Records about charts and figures
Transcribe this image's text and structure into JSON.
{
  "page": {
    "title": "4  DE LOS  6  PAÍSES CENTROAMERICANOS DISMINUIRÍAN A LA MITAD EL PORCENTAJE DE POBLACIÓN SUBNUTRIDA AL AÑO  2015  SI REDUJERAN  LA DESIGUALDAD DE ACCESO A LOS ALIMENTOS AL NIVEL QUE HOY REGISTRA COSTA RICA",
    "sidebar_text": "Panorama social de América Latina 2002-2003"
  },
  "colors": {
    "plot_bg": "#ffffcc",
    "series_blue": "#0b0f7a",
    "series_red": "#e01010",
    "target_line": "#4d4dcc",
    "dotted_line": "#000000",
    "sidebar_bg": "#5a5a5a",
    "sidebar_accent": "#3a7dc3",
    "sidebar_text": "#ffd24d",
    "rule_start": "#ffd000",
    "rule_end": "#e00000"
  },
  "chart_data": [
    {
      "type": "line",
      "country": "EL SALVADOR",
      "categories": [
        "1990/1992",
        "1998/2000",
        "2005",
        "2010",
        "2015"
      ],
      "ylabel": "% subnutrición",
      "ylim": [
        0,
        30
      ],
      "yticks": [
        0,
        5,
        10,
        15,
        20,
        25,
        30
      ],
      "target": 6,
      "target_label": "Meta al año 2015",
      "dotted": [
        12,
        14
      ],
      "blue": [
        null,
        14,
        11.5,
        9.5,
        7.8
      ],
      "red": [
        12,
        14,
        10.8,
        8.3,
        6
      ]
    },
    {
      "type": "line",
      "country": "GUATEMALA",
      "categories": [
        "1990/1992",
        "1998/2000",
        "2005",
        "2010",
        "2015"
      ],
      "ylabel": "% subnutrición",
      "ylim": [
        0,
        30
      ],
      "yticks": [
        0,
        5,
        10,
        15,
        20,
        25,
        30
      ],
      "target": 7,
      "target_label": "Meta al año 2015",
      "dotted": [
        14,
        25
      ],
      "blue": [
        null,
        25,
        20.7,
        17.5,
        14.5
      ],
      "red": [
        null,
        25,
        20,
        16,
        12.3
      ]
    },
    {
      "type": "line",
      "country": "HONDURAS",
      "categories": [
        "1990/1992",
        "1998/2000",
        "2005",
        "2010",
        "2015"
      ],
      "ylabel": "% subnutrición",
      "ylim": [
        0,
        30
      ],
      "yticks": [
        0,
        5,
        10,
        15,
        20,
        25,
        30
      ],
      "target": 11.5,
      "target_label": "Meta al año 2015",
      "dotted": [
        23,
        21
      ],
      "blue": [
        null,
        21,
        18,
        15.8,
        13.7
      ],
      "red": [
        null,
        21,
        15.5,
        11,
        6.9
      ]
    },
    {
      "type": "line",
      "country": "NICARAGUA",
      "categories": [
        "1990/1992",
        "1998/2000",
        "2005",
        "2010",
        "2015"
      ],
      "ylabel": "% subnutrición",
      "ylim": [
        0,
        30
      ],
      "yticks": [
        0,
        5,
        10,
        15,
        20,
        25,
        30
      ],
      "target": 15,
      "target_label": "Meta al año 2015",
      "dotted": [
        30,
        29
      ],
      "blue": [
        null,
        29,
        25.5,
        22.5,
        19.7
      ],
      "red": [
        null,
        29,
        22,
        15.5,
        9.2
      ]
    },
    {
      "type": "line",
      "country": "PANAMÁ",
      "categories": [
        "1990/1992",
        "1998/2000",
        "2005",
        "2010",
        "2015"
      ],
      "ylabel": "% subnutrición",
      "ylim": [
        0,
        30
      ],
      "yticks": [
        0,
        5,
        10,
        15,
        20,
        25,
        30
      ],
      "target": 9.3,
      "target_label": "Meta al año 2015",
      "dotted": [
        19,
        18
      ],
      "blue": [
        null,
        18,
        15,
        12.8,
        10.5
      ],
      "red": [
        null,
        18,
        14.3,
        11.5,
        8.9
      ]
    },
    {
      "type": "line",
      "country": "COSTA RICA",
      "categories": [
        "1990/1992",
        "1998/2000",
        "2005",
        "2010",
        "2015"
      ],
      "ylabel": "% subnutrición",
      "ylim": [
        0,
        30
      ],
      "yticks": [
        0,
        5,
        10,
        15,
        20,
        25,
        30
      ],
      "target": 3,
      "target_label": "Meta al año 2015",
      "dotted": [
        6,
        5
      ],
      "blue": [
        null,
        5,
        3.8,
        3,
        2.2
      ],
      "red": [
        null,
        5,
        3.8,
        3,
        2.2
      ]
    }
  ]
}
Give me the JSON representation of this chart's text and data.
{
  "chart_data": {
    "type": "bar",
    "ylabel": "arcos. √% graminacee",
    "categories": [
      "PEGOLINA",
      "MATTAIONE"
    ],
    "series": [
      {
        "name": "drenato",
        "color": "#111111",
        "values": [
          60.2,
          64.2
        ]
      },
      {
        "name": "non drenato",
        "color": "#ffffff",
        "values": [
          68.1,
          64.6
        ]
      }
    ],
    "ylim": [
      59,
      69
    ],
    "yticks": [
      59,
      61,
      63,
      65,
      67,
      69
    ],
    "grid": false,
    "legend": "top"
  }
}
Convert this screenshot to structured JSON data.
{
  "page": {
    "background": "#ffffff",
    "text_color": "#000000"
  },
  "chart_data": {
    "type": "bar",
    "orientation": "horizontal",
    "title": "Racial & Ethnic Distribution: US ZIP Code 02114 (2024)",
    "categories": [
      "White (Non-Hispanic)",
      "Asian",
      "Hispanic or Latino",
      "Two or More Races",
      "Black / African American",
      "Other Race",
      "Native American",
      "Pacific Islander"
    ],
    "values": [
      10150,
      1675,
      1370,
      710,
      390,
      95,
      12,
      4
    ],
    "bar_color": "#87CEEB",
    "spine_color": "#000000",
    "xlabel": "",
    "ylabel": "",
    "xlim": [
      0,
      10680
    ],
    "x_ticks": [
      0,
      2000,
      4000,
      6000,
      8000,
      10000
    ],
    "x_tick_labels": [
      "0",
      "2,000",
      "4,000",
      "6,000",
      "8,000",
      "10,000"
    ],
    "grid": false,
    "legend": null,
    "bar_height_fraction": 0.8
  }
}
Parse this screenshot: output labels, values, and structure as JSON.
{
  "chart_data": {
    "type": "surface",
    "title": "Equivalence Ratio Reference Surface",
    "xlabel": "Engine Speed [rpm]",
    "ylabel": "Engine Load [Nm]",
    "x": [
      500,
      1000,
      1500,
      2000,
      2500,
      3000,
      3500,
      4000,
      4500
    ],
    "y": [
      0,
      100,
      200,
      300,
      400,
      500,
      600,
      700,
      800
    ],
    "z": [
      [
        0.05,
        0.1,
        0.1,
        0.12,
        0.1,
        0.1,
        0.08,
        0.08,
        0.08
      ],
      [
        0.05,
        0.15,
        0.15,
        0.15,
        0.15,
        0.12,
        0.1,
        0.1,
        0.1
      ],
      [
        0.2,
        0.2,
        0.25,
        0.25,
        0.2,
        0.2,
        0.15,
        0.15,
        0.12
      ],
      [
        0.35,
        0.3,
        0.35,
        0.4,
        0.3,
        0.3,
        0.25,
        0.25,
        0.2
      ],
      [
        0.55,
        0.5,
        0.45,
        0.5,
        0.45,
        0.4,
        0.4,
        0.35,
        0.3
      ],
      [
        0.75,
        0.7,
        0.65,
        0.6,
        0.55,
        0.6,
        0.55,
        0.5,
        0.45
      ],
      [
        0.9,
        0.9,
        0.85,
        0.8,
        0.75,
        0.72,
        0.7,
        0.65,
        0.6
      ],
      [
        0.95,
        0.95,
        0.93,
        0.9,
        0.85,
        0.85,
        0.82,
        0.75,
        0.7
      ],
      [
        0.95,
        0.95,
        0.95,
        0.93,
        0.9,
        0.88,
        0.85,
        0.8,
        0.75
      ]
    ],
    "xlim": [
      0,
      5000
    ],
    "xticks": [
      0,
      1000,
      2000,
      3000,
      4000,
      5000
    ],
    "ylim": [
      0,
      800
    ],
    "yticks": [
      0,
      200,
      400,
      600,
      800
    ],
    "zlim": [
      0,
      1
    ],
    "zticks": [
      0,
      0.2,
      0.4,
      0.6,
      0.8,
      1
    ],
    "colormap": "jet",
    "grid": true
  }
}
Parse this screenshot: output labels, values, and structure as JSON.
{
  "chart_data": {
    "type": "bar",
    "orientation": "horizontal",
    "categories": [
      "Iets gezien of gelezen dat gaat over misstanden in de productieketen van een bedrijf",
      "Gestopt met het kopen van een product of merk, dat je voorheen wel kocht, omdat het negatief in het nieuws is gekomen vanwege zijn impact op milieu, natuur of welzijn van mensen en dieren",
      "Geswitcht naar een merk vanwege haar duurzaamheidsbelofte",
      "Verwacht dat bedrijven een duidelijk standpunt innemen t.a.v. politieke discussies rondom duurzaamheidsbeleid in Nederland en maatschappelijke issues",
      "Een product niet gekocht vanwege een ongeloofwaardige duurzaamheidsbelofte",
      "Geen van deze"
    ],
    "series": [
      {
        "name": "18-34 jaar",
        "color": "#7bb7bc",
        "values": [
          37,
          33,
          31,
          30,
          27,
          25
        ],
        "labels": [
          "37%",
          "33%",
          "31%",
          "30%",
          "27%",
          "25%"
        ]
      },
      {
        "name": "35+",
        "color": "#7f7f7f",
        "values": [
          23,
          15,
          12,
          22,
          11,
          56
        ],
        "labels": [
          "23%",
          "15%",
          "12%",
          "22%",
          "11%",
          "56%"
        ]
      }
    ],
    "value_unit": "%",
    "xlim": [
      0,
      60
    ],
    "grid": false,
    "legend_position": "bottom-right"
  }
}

→ **Instruction**
Check every line for "duurzaamheidsbelofte" and show the ones that have it.

→ **Result below**
      "Geswitcht naar een merk vanwege haar duurzaamheidsbelofte",
      "Een product niet gekocht vanwege een ongeloofwaardige duurzaamheidsbelofte",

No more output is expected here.